* START Items *

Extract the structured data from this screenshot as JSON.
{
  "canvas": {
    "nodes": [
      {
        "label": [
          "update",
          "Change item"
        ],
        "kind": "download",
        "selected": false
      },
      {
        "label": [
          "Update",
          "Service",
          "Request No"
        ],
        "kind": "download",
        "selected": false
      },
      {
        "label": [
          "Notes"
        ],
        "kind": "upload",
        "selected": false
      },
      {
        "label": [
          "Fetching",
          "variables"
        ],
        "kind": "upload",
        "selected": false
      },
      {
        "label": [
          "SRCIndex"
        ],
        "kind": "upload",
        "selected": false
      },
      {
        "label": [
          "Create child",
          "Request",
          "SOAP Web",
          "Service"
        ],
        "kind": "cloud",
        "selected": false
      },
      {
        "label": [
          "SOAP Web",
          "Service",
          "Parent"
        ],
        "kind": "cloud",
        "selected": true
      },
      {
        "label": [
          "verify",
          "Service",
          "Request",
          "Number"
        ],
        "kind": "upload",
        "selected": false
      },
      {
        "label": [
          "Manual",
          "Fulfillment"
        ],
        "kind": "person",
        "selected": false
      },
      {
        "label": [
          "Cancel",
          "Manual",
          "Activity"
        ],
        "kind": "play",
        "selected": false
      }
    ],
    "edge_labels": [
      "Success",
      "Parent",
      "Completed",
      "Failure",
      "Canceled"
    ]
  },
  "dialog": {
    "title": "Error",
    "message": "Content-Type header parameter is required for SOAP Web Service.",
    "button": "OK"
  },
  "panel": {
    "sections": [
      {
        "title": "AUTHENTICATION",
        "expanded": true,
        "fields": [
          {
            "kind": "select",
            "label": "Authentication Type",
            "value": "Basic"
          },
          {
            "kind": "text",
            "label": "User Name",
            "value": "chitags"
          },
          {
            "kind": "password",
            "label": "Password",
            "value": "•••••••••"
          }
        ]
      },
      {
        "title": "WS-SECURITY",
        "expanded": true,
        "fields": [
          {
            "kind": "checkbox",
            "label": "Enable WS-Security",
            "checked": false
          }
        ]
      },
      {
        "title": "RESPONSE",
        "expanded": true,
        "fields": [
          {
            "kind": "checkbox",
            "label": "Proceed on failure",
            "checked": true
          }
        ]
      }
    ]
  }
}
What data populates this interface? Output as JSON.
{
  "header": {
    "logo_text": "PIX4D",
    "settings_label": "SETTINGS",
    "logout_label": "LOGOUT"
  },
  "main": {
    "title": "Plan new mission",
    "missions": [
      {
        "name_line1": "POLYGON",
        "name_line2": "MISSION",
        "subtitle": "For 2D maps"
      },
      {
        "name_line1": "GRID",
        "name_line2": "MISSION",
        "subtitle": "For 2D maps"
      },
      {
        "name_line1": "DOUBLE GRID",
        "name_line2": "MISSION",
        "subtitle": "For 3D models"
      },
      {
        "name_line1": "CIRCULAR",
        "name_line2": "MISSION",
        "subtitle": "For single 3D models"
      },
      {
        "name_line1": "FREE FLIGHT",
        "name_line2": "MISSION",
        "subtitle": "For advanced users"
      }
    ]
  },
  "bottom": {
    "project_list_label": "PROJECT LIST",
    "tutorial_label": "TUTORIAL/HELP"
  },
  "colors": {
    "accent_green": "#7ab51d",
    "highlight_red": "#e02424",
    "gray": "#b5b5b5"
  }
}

* END Items *

The exercise = Each record must be repeated exactly as it is.

The output =
Extract the structured data from this screenshot as JSON.
{
  "canvas": {
    "nodes": [
      {
        "label": [
          "update",
          "Change item"
        ],
        "kind": "download",
        "selected": false
      },
      {
        "label": [
          "Update",
          "Service",
          "Request No"
        ],
        "kind": "download",
        "selected": false
      },
      {
        "label": [
          "Notes"
        ],
        "kind": "upload",
        "selected": false
      },
      {
        "label": [
          "Fetching",
          "variables"
        ],
        "kind": "upload",
        "selected": false
      },
      {
        "label": [
          "SRCIndex"
        ],
        "kind": "upload",
        "selected": false
      },
      {
        "label": [
          "Create child",
          "Request",
          "SOAP Web",
          "Service"
        ],
        "kind": "cloud",
        "selected": false
      },
      {
        "label": [
          "SOAP Web",
          "Service",
          "Parent"
        ],
        "kind": "cloud",
        "selected": true
      },
      {
        "label": [
          "verify",
          "Service",
          "Request",
          "Number"
        ],
        "kind": "upload",
        "selected": false
      },
      {
        "label": [
          "Manual",
          "Fulfillment"
        ],
        "kind": "person",
        "selected": false
      },
      {
        "label": [
          "Cancel",
          "Manual",
          "Activity"
        ],
        "kind": "play",
        "selected": false
      }
    ],
    "edge_labels": [
      "Success",
      "Parent",
      "Completed",
      "Failure",
      "Canceled"
    ]
  },
  "dialog": {
    "title": "Error",
    "message": "Content-Type header parameter is required for SOAP Web Service.",
    "button": "OK"
  },
  "panel": {
    "sections": [
      {
        "title": "AUTHENTICATION",
        "expanded": true,
        "fields": [
          {
            "kind": "select",
            "label": "Authentication Type",
            "value": "Basic"
          },
          {
            "kind": "text",
            "label": "User Name",
            "value": "chitags"
          },
          {
            "kind": "password",
            "label": "Password",
            "value": "•••••••••"
          }
        ]
      },
      {
        "title": "WS-SECURITY",
        "expanded": true,
        "fields": [
          {
            "kind": "checkbox",
            "label": "Enable WS-Security",
            "checked": false
          }
        ]
      },
      {
        "title": "RESPONSE",
        "expanded": true,
        "fields": [
          {
            "kind": "checkbox",
            "label": "Proceed on failure",
            "checked": true
          }
        ]
      }
    ]
  }
}
What data populates this interface? Output as JSON.
{
  "header": {
    "logo_text": "PIX4D",
    "settings_label": "SETTINGS",
    "logout_label": "LOGOUT"
  },
  "main": {
    "title": "Plan new mission",
    "missions": [
      {
        "name_line1": "POLYGON",
        "name_line2": "MISSION",
        "subtitle": "For 2D maps"
      },
      {
        "name_line1": "GRID",
        "name_line2": "MISSION",
        "subtitle": "For 2D maps"
      },
      {
        "name_line1": "DOUBLE GRID",
        "name_line2": "MISSION",
        "subtitle": "For 3D models"
      },
      {
        "name_line1": "CIRCULAR",
        "name_line2": "MISSION",
        "subtitle": "For single 3D models"
      },
      {
        "name_line1": "FREE FLIGHT",
        "name_line2": "MISSION",
        "subtitle": "For advanced users"
      }
    ]
  },
  "bottom": {
    "project_list_label": "PROJECT LIST",
    "tutorial_label": "TUTORIAL/HELP"
  },
  "colors": {
    "accent_green": "#7ab51d",
    "highlight_red": "#e02424",
    "gray": "#b5b5b5"
  }
}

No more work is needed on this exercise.